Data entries

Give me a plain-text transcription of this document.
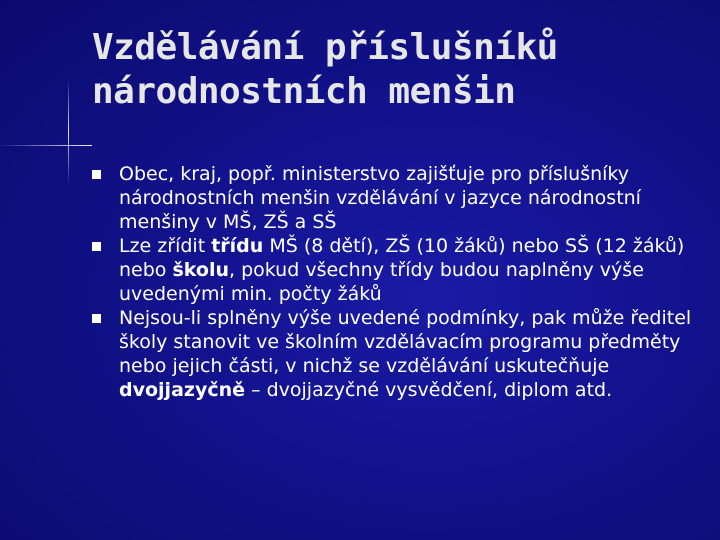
Vzdělávání příslušníků
národnostních menšin
Obec, kraj, popř. ministerstvo zajišťuje pro příslušníky národnostních menšin vzdělávání v jazyce národnostní menšiny v MŠ, ZŠ a SŠ
Lze zřídit třídu MŠ (8 dětí), ZŠ (10 žáků) nebo SŠ (12 žáků) nebo školu, pokud všechny třídy budou naplněny výše uvedenými min. počty žáků
Nejsou-li splněny výše uvedené podmínky, pak může ředitel školy stanovit ve školním vzdělávacím programu předměty nebo jejich části, v nichž se vzdělávání uskutečňuje dvojjazyčně – dvojjazyčné vysvědčení, diplom atd.
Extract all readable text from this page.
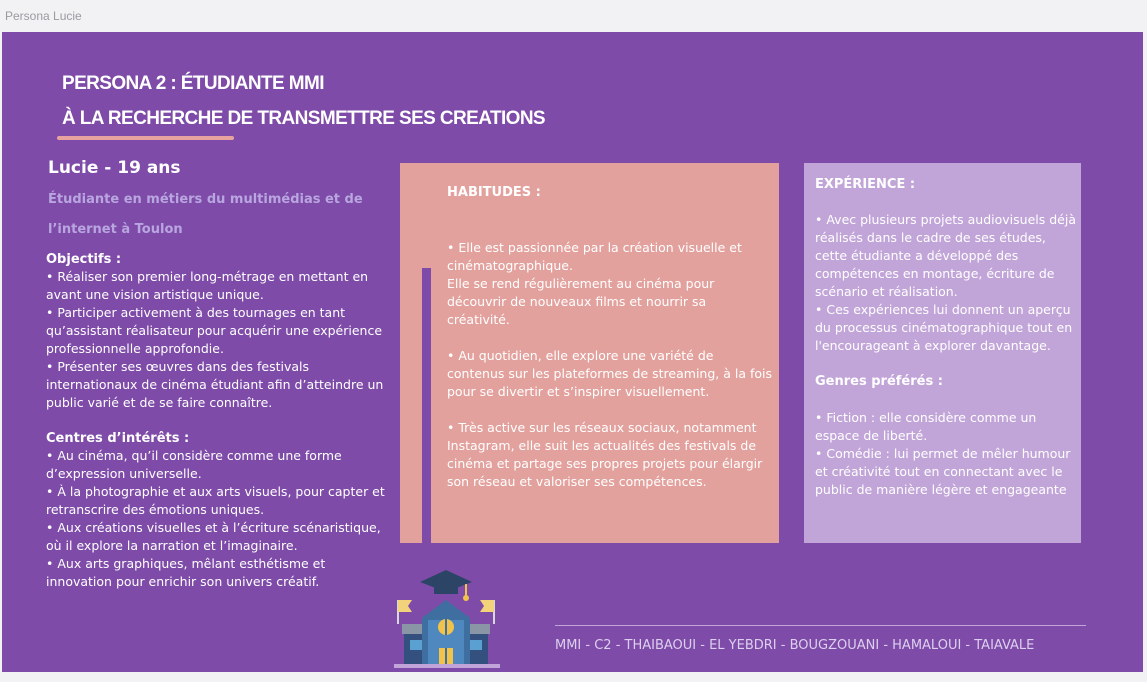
Persona Lucie
PERSONA 2 : ÉTUDIANTE MMI
À LA RECHERCHE DE TRANSMETTRE SES CREATIONS
Lucie - 19 ans
Étudiante en métiers du multimédias et de
l’internet à Toulon
Objectifs :
• Réaliser son premier long-métrage en mettant en avant une vision artistique unique.
• Participer activement à des tournages en tant qu’assistant réalisateur pour acquérir une expérience professionnelle approfondie.
• Présenter ses œuvres dans des festivals internationaux de cinéma étudiant afin d’atteindre un public varié et de se faire connaître.
Centres d’intérêts :
• Au cinéma, qu’il considère comme une forme d’expression universelle.
• À la photographie et aux arts visuels, pour capter et retranscrire des émotions uniques.
• Aux créations visuelles et à l’écriture scénaristique, où il explore la narration et l’imaginaire.
• Aux arts graphiques, mêlant esthétisme et innovation pour enrichir son univers créatif.
HABITUDES :
• Elle est passionnée par la création visuelle et cinématographique.
Elle se rend régulièrement au cinéma pour découvrir de nouveaux films et nourrir sa créativité.
• Au quotidien, elle explore une variété de contenus sur les plateformes de streaming, à la fois pour se divertir et s’inspirer visuellement.
• Très active sur les réseaux sociaux, notamment Instagram, elle suit les actualités des festivals de cinéma et partage ses propres projets pour élargir son réseau et valoriser ses compétences.
EXPÉRIENCE :
• Avec plusieurs projets audiovisuels déjà réalisés dans le cadre de ses études, cette étudiante a développé des compétences en montage, écriture de scénario et réalisation.
• Ces expériences lui donnent un aperçu du processus cinématographique tout en l'encourageant à explorer davantage.
Genres préférés :
• Fiction : elle considère comme un espace de liberté.
• Comédie : lui permet de mêler humour et créativité tout en connectant avec le public de manière légère et engageante
MMI - C2 - THAIBAOUI - EL YEBDRI - BOUGZOUANI - HAMALOUI - TAIAVALE
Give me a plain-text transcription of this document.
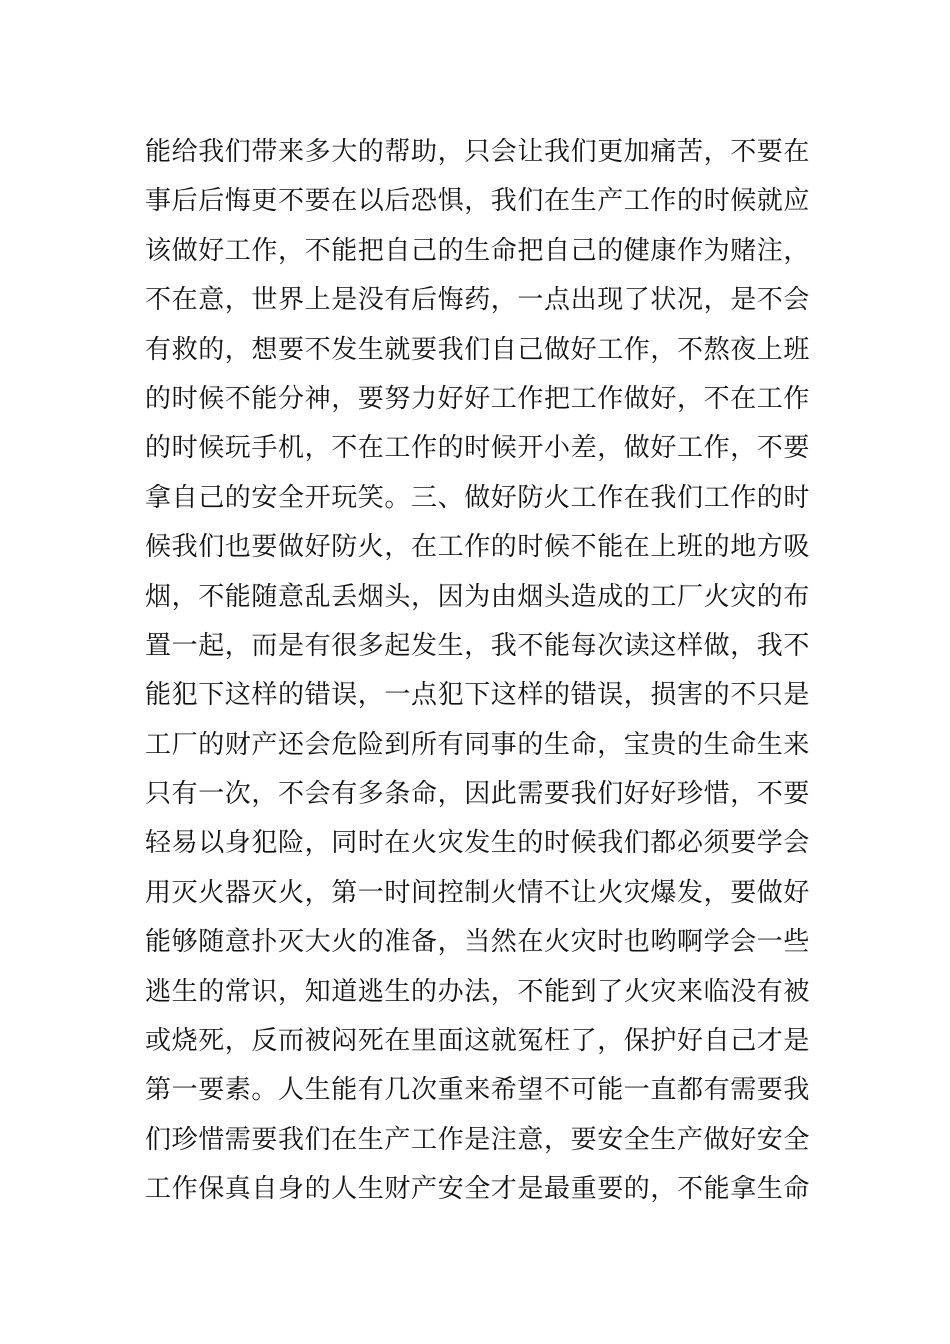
能给我们带来多大的帮助，只会让我们更加痛苦，不要在
事后后悔更不要在以后恐惧，我们在生产工作的时候就应
该做好工作，不能把自己的生命把自己的健康作为赌注，
不在意，世界上是没有后悔药，一点出现了状况，是不会
有救的，想要不发生就要我们自己做好工作，不熬夜上班
的时候不能分神，要努力好好工作把工作做好，不在工作
的时候玩手机，不在工作的时候开小差，做好工作，不要
拿自己的安全开玩笑。三、做好防火工作在我们工作的时
候我们也要做好防火，在工作的时候不能在上班的地方吸
烟，不能随意乱丢烟头，因为由烟头造成的工厂火灾的布
置一起，而是有很多起发生，我不能每次读这样做，我不
能犯下这样的错误，一点犯下这样的错误，损害的不只是
工厂的财产还会危险到所有同事的生命，宝贵的生命生来
只有一次，不会有多条命，因此需要我们好好珍惜，不要
轻易以身犯险，同时在火灾发生的时候我们都必须要学会
用灭火器灭火，第一时间控制火情不让火灾爆发，要做好
能够随意扑灭大火的准备，当然在火灾时也哟啊学会一些
逃生的常识，知道逃生的办法，不能到了火灾来临没有被
或烧死，反而被闷死在里面这就冤枉了，保护好自己才是
第一要素。人生能有几次重来希望不可能一直都有需要我
们珍惜需要我们在生产工作是注意，要安全生产做好安全
工作保真自身的人生财产安全才是最重要的，不能拿生命
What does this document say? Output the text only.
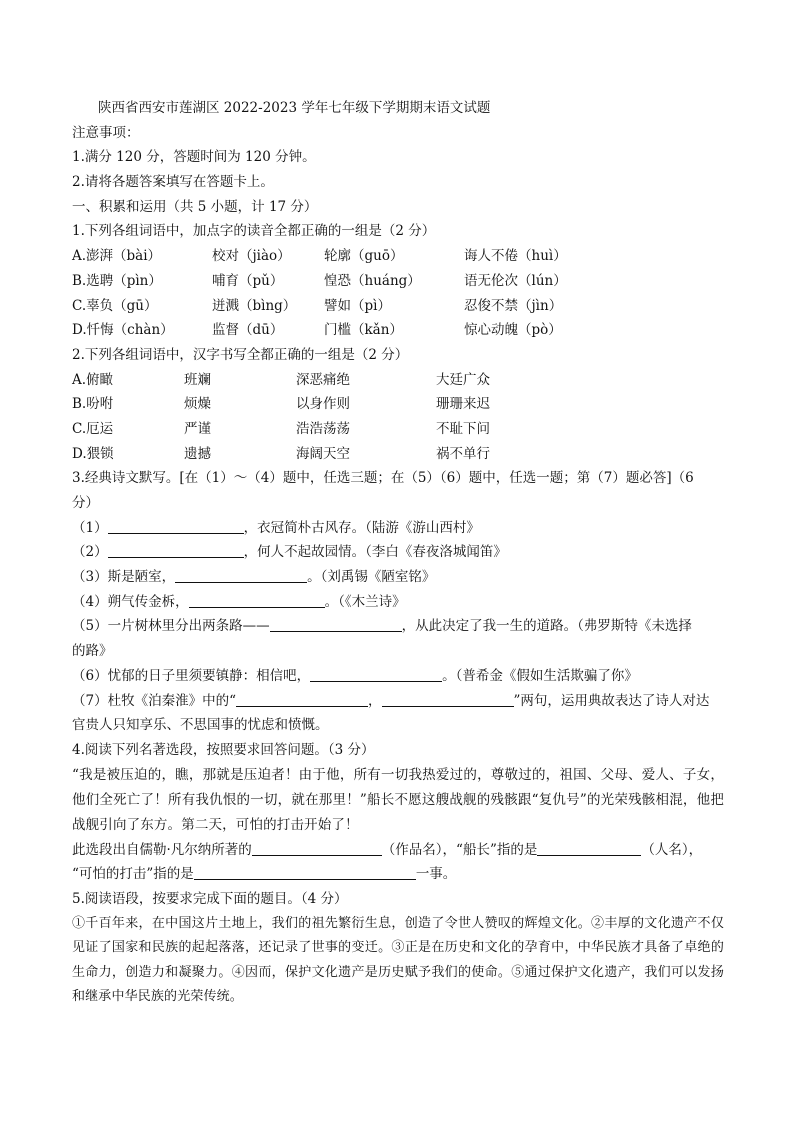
陕西省西安市莲湖区 2022-2023 学年七年级下学期期末语文试题
注意事项：
1.满分 120 分，答题时间为 120 分钟。
2.请将各题答案填写在答题卡上。
一、积累和运用（共 5 小题，计 17 分）
1.下列各组词语中，加点字的读音全都正确的一组是（2 分）
A.澎湃（bài）	校对（jiào） 轮廓（guō）	诲人不倦（huì）
B.选聘（pìn）	哺育（pǔ）	惶恐（huáng）	语无伦次（lún）
C.辜负（gū）	迸溅（bìng） 譬如（pì）	忍俊不禁（jìn）
D.忏悔（chàn）	监督（dū）	门槛（kǎn）	惊心动魄（pò）
2.下列各组词语中，汉字书写全都正确的一组是（2 分）
A.俯瞰	班斓	深恶痛绝	大廷广众
B.吩咐	烦燥	以身作则	珊珊来迟
C.厄运	严谨	浩浩荡荡	不耻下问
D.猥锁	遗撼	海阔天空	祸不单行
3.经典诗文默写。[在（1）～（4）题中，任选三题；在（5）（6）题中，任选一题；第（7）题必答]（6
分）
（1）	，衣冠简朴古风存。（陆游《游山西村》
（2）	，何人不起故园情。（李白《春夜洛城闻笛》
（3）斯是陋室，	。（刘禹锡《陋室铭》
（4）朔气传金柝，	。（《木兰诗》
（5）一片树林里分出两条路——	，从此决定了我一生的道路。（弗罗斯特《未选择
的路》
（6）忧郁的日子里须要镇静：相信吧，	。（普希金《假如生活欺骗了你》
（7）杜牧《泊秦淮》中的“	，	”两句，运用典故表达了诗人对达
官贵人只知享乐、不思国事的忧虑和愤慨。
4.阅读下列名著选段，按照要求回答问题。（3 分）
“我是被压迫的，瞧，那就是压迫者！由于他，所有一切我热爱过的，尊敬过的，祖国、父母、爱人、子女，他们全死亡了！所有我仇恨的一切，就在那里！”船长不愿这艘战舰的残骸跟“复仇号”的光荣残骸相混，他把战舰引向了东方。第二天，可怕的打击开始了！
此选段出自儒勒·凡尔纳所著的	（作品名），“船长”指的是	（人名），
“可怕的打击”指的是	一事。
5.阅读语段，按要求完成下面的题目。（4 分）
①千百年来，在中国这片土地上，我们的祖先繁衍生息，创造了令世人赞叹的辉煌文化。②丰厚的文化遗产不仅见证了国家和民族的起起落落，还记录了世事的变迁。③正是在历史和文化的孕育中，中华民族才具备了卓绝的生命力，创造力和凝聚力。④因而，保护文化遗产是历史赋予我们的使命。⑤通过保护文化遗产，我们可以发扬和继承中华民族的光荣传统。
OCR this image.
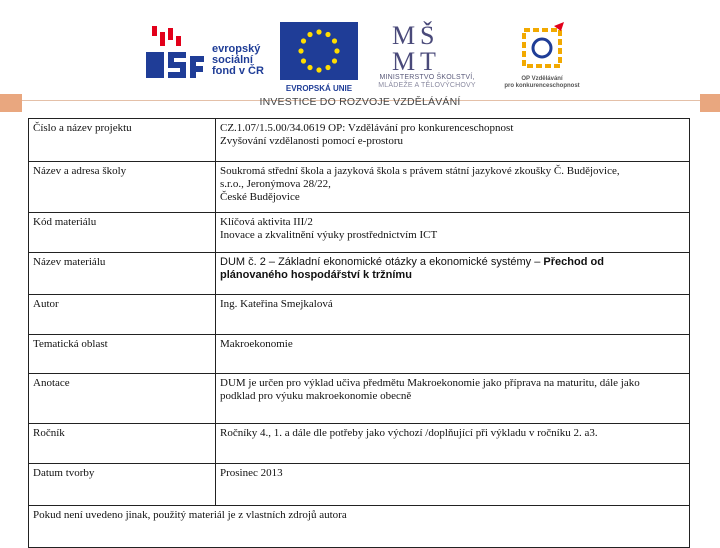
evropský
sociální
fond v ČR
EVROPSKÁ UNIE
M Š
M T
MINISTERSTVO ŠKOLSTVÍ,
MLÁDEŽE A TĚLOVÝCHOVY
OP Vzdělávání
pro konkurenceschopnost
INVESTICE DO ROZVOJE VZDĚLÁVÁNÍ
Číslo a název projektu	CZ.1.07/1.5.00/34.0619 OP: Vzdělávání pro konkurenceschopnost
Zvyšování vzdělanosti pomocí e-prostoru

Název a adresa školy	Soukromá střední škola a jazyková škola s právem státní jazykové zkoušky Č. Budějovice,
s.r.o., Jeronýmova 28/22,
České Budějovice

Kód materiálu	Klíčová aktivita III/2
Inovace a zkvalitnění výuky prostřednictvím ICT

Název materiálu	DUM č. 2 – Základní ekonomické otázky a ekonomické systémy – Přechod od
plánovaného hospodářství k tržnímu
Autor	Ing. Kateřina Smejkalová
Tematická oblast	Makroekonomie
Anotace	DUM je určen pro výklad učiva předmětu Makroekonomie jako příprava na maturitu, dále jako
podklad pro výuku makroekonomie obecně

Ročník	Ročníky 4., 1. a dále dle potřeby jako výchozí /doplňující při výkladu v ročníku 2. a3.
Datum tvorby	Prosinec 2013
Pokud není uvedeno jinak, použitý materiál je z vlastních zdrojů autora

SET TASK:
Look through the data and gather every line with the string "arts" in it.

TASK SOLUTION:
• À la photographie et aux arts visuels, pour capter et retranscrire des émotions uniques.
• Aux arts graphiques, mêlant esthétisme et innovation pour enrichir son univers créatif.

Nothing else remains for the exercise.